**Record set**
━━━━━━━━━━━━━━━━━━━━

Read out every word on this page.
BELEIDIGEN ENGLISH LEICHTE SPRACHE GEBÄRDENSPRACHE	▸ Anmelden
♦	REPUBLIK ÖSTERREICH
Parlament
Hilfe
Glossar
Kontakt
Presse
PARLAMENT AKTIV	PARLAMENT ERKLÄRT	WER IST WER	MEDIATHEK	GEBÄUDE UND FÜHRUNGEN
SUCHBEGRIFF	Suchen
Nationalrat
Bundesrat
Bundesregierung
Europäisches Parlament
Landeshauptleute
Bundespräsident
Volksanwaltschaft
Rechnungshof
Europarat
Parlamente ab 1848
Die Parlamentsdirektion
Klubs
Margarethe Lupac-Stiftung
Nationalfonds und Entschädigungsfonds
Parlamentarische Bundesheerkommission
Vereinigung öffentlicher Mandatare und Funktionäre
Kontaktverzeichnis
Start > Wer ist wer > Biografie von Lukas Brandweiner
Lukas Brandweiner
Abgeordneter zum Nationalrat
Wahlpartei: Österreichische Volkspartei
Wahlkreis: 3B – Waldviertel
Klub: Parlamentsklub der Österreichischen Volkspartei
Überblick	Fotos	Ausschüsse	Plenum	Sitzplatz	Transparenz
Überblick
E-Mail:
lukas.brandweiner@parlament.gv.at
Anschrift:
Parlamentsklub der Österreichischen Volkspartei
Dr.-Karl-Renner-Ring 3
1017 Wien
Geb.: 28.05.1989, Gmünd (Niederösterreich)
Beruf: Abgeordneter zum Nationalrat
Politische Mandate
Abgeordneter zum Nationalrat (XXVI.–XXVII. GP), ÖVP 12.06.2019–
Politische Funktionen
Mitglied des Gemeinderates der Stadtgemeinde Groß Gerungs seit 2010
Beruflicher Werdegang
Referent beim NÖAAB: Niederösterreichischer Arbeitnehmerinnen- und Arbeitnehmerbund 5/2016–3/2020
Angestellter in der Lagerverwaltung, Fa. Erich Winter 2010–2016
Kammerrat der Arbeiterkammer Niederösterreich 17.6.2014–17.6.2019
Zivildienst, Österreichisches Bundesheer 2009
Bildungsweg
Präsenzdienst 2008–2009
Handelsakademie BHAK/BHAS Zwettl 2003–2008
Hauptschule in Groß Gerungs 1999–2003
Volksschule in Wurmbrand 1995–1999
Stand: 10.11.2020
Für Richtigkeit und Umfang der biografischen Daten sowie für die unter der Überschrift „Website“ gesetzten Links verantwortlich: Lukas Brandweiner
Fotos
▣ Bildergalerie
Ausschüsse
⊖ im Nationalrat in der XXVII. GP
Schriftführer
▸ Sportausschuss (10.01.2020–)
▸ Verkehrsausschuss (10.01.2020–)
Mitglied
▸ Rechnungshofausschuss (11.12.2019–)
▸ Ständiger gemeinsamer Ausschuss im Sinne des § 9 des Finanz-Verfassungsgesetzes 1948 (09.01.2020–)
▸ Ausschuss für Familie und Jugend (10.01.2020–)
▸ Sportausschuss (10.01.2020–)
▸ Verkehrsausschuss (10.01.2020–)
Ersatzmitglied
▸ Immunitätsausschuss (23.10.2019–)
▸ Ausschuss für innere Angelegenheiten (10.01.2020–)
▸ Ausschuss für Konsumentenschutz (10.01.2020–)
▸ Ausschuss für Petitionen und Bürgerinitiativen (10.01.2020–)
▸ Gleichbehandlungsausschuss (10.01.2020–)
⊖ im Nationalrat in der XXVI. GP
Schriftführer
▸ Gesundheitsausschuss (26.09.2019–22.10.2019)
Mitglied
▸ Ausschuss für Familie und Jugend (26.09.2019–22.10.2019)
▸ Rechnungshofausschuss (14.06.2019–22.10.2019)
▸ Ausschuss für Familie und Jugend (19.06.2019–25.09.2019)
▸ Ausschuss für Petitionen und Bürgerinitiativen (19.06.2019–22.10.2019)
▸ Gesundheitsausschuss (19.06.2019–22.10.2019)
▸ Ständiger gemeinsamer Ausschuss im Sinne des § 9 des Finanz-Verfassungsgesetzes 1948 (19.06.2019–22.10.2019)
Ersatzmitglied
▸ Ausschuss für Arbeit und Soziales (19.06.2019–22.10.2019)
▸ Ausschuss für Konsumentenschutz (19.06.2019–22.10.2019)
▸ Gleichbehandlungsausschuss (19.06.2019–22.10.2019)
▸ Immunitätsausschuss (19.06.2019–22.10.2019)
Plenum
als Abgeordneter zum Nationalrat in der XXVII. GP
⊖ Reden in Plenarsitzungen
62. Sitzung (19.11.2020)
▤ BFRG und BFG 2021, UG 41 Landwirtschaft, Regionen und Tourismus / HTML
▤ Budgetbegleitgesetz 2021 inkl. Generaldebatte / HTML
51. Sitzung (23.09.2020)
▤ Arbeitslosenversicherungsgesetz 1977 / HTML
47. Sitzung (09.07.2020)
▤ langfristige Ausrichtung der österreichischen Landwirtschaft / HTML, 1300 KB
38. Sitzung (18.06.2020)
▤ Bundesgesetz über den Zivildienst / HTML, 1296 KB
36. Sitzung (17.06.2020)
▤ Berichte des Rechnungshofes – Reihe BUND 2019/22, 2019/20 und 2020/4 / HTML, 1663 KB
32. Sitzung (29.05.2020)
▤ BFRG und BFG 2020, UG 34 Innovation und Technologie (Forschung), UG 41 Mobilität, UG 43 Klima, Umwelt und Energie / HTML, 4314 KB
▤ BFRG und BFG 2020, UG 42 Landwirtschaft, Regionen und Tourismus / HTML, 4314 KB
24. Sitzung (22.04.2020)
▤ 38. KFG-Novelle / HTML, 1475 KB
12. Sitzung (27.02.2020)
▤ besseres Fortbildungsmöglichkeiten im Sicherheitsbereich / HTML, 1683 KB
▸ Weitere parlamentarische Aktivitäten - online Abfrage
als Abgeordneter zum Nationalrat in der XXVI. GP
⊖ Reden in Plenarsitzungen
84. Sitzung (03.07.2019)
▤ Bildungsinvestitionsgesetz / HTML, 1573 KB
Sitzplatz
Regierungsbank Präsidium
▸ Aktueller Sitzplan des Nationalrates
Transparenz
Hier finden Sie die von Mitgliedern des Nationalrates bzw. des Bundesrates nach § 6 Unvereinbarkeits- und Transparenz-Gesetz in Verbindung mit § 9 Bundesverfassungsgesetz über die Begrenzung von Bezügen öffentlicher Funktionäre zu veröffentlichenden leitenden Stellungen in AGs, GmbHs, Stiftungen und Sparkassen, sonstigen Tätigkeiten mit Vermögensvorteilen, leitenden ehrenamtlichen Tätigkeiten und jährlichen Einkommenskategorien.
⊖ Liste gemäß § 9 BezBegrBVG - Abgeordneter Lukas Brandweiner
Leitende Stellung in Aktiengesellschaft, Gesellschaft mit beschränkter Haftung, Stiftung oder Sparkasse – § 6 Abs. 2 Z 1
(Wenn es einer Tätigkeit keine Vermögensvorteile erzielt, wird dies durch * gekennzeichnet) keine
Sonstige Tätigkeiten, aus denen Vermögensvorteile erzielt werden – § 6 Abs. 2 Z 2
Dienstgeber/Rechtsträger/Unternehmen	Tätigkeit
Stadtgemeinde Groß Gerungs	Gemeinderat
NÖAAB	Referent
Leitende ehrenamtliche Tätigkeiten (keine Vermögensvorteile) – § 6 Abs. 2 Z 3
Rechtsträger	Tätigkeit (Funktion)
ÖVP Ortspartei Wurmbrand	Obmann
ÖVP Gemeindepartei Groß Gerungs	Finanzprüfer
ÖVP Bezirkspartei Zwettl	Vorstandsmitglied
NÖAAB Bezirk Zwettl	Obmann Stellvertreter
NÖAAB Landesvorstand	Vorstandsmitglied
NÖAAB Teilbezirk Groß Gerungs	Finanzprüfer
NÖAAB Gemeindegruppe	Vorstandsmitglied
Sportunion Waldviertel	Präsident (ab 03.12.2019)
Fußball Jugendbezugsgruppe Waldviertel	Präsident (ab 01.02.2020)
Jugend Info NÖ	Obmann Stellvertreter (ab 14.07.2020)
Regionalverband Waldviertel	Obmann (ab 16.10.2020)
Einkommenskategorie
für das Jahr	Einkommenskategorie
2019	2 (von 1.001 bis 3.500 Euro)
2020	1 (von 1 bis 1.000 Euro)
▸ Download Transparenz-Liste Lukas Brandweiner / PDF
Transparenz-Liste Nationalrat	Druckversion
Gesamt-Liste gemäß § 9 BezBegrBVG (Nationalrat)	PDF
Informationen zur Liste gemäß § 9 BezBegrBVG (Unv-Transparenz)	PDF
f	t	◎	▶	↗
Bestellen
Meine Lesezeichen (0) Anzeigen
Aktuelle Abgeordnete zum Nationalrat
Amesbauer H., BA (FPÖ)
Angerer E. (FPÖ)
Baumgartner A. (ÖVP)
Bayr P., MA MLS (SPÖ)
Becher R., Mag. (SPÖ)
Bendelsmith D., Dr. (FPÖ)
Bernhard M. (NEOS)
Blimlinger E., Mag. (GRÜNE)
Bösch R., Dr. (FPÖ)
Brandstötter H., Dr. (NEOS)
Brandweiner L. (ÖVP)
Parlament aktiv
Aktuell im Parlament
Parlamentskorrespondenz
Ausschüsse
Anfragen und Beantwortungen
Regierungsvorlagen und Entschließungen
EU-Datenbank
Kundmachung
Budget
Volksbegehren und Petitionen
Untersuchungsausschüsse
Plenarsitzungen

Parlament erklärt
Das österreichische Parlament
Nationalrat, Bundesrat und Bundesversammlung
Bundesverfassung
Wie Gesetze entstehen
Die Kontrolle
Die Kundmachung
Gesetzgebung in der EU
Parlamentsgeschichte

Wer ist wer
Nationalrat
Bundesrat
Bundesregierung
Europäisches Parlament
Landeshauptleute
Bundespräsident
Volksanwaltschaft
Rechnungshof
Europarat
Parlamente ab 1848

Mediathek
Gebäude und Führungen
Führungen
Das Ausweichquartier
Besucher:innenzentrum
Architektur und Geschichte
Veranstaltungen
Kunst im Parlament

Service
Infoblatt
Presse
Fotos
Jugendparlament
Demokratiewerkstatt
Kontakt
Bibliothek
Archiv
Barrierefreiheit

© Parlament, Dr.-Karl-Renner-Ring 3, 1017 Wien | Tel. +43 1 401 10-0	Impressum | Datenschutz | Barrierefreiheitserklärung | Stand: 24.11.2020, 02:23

━━━━━━━━━━━━━━━━━━━━

**Exercise details**
Go through the material and copy out every line with "BezBegrBVG" in it.

**Output below**
⊖ Liste gemäß § 9 BezBegrBVG - Abgeordneter Lukas Brandweiner
Gesamt-Liste gemäß § 9 BezBegrBVG (Nationalrat)	PDF
Informationen zur Liste gemäß § 9 BezBegrBVG (Unv-Transparenz)	PDF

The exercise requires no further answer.